RECORD EXCERPTS:

====

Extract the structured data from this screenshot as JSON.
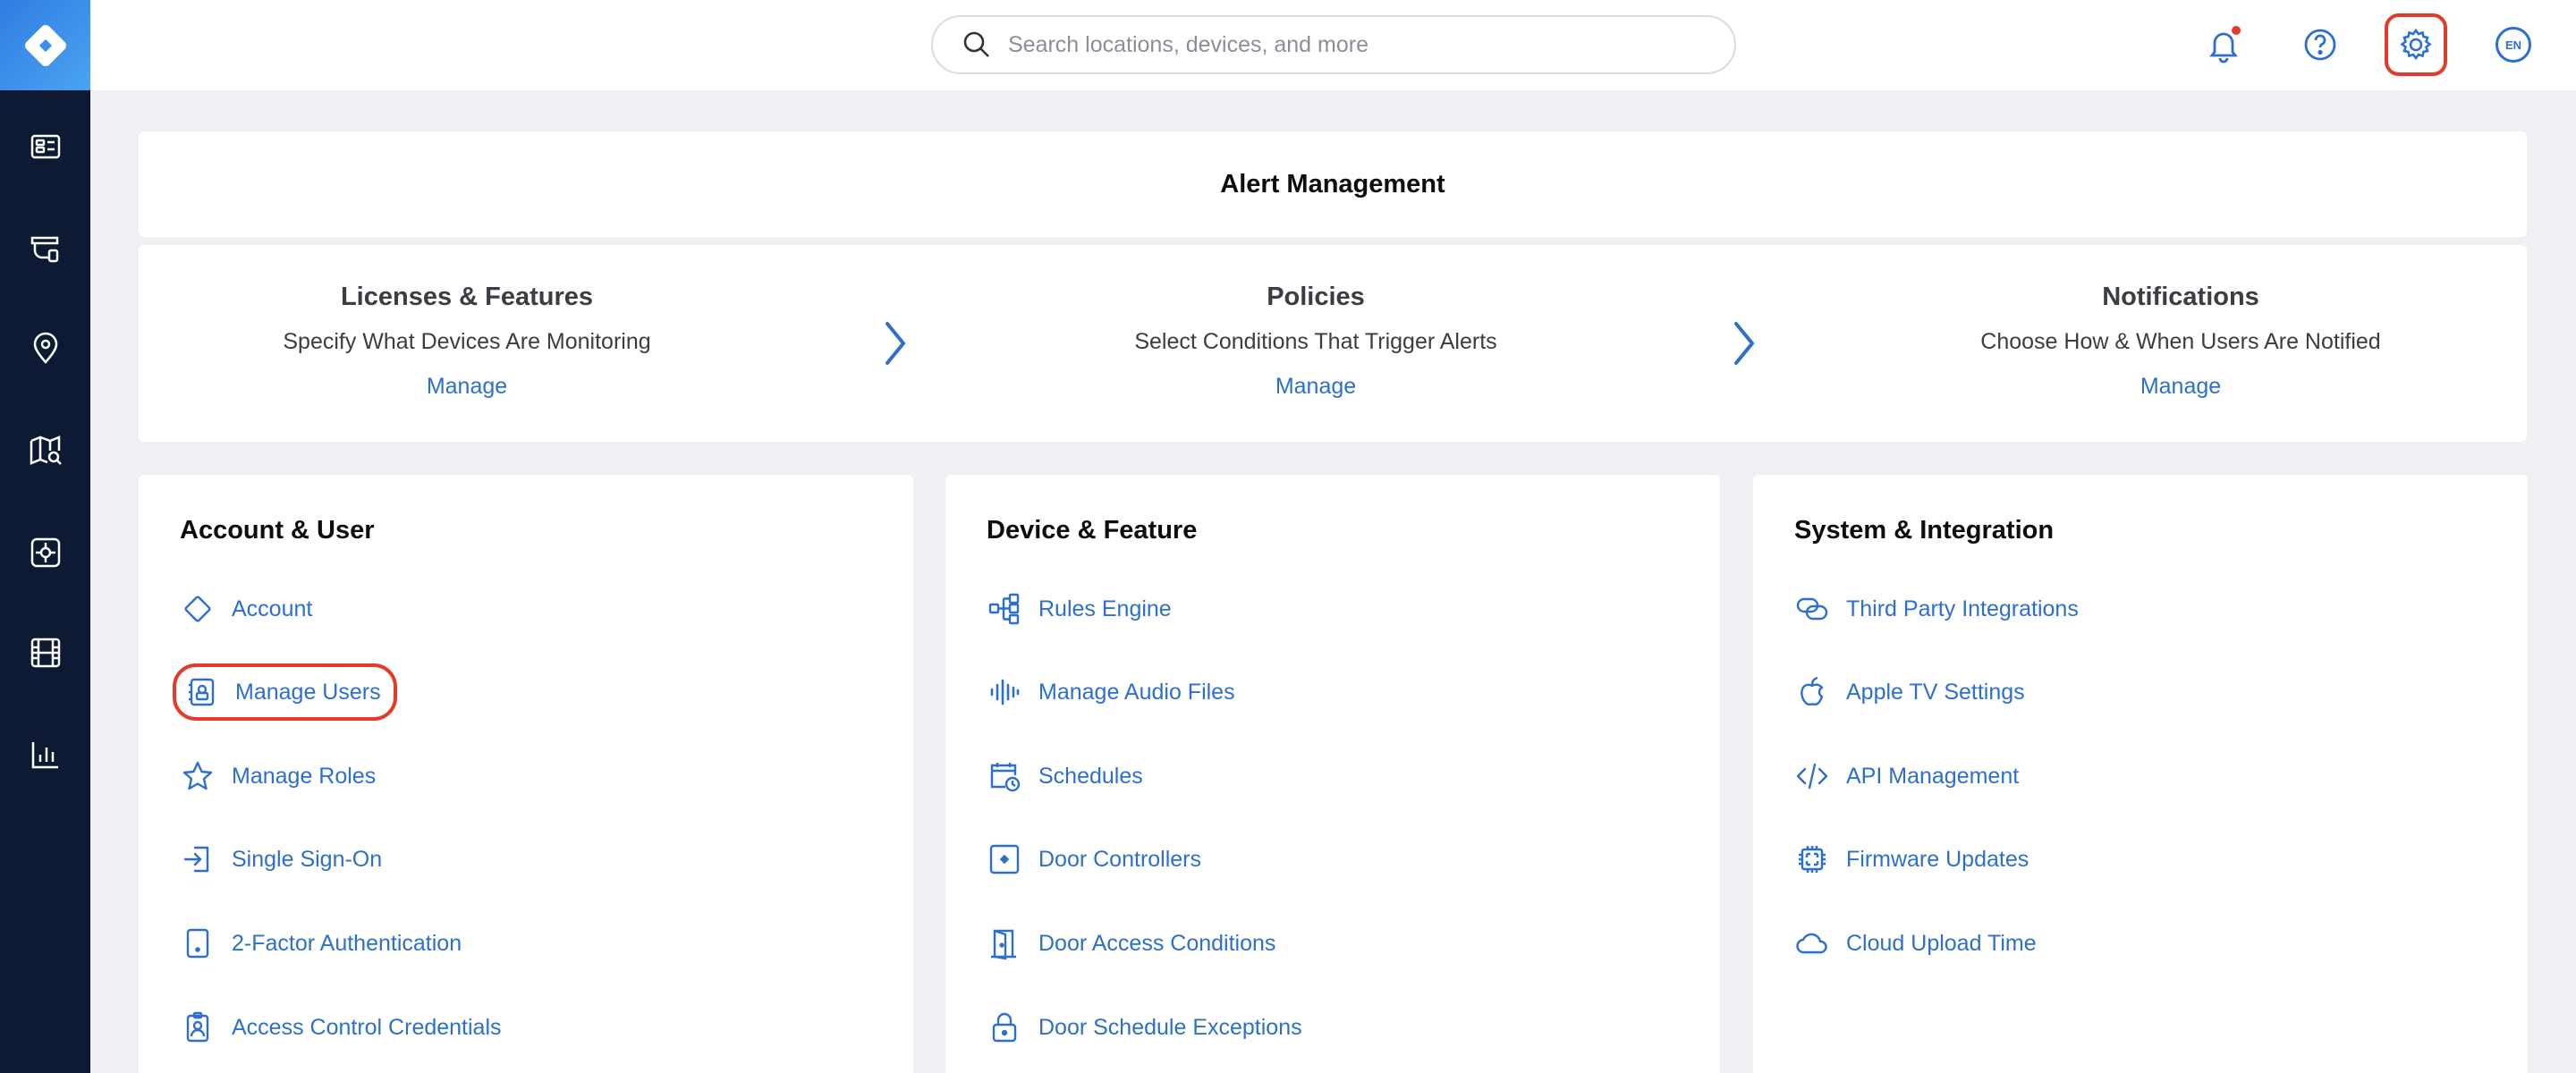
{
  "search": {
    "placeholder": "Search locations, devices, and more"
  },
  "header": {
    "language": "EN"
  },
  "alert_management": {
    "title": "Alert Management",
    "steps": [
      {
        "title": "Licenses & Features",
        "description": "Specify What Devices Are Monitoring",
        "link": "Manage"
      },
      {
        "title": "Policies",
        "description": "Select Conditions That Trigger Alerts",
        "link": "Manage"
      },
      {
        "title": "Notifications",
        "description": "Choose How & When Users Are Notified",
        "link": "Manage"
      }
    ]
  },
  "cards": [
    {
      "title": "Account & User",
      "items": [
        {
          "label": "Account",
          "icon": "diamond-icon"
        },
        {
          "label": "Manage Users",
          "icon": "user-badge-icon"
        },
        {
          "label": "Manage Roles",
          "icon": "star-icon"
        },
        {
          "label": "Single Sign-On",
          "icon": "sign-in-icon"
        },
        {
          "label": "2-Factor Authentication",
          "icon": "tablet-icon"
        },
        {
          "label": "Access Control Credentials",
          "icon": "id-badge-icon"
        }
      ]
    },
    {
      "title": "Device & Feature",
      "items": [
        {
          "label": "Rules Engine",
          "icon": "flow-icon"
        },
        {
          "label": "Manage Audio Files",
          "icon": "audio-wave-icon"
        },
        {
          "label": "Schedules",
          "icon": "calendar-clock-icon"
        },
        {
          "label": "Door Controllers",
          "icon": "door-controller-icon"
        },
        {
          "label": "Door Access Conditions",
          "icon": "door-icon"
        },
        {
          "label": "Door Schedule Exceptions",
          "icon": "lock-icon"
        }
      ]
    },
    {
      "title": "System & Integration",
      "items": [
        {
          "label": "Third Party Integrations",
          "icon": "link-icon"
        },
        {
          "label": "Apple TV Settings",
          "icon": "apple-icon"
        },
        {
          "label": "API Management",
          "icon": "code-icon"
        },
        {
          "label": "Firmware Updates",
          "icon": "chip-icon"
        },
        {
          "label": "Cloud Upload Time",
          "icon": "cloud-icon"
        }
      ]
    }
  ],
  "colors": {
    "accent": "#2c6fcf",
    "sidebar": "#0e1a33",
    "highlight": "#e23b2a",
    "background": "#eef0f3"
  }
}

====

GOAL: Copy the listing word for word, excluding its pictures.

EXPECTED ANSWER:
Extract the structured data from this screenshot as JSON.
{
  "search": {
    "placeholder": "Search locations, devices, and more"
  },
  "header": {
    "language": "EN"
  },
  "alert_management": {
    "title": "Alert Management",
    "steps": [
      {
        "title": "Licenses & Features",
        "description": "Specify What Devices Are Monitoring",
        "link": "Manage"
      },
      {
        "title": "Policies",
        "description": "Select Conditions That Trigger Alerts",
        "link": "Manage"
      },
      {
        "title": "Notifications",
        "description": "Choose How & When Users Are Notified",
        "link": "Manage"
      }
    ]
  },
  "cards": [
    {
      "title": "Account & User",
      "items": [
        {
          "label": "Account",
          "icon": "diamond-icon"
        },
        {
          "label": "Manage Users",
          "icon": "user-badge-icon"
        },
        {
          "label": "Manage Roles",
          "icon": "star-icon"
        },
        {
          "label": "Single Sign-On",
          "icon": "sign-in-icon"
        },
        {
          "label": "2-Factor Authentication",
          "icon": "tablet-icon"
        },
        {
          "label": "Access Control Credentials",
          "icon": "id-badge-icon"
        }
      ]
    },
    {
      "title": "Device & Feature",
      "items": [
        {
          "label": "Rules Engine",
          "icon": "flow-icon"
        },
        {
          "label": "Manage Audio Files",
          "icon": "audio-wave-icon"
        },
        {
          "label": "Schedules",
          "icon": "calendar-clock-icon"
        },
        {
          "label": "Door Controllers",
          "icon": "door-controller-icon"
        },
        {
          "label": "Door Access Conditions",
          "icon": "door-icon"
        },
        {
          "label": "Door Schedule Exceptions",
          "icon": "lock-icon"
        }
      ]
    },
    {
      "title": "System & Integration",
      "items": [
        {
          "label": "Third Party Integrations",
          "icon": "link-icon"
        },
        {
          "label": "Apple TV Settings",
          "icon": "apple-icon"
        },
        {
          "label": "API Management",
          "icon": "code-icon"
        },
        {
          "label": "Firmware Updates",
          "icon": "chip-icon"
        },
        {
          "label": "Cloud Upload Time",
          "icon": "cloud-icon"
        }
      ]
    }
  ],
  "colors": {
    "accent": "#2c6fcf",
    "sidebar": "#0e1a33",
    "highlight": "#e23b2a",
    "background": "#eef0f3"
  }
}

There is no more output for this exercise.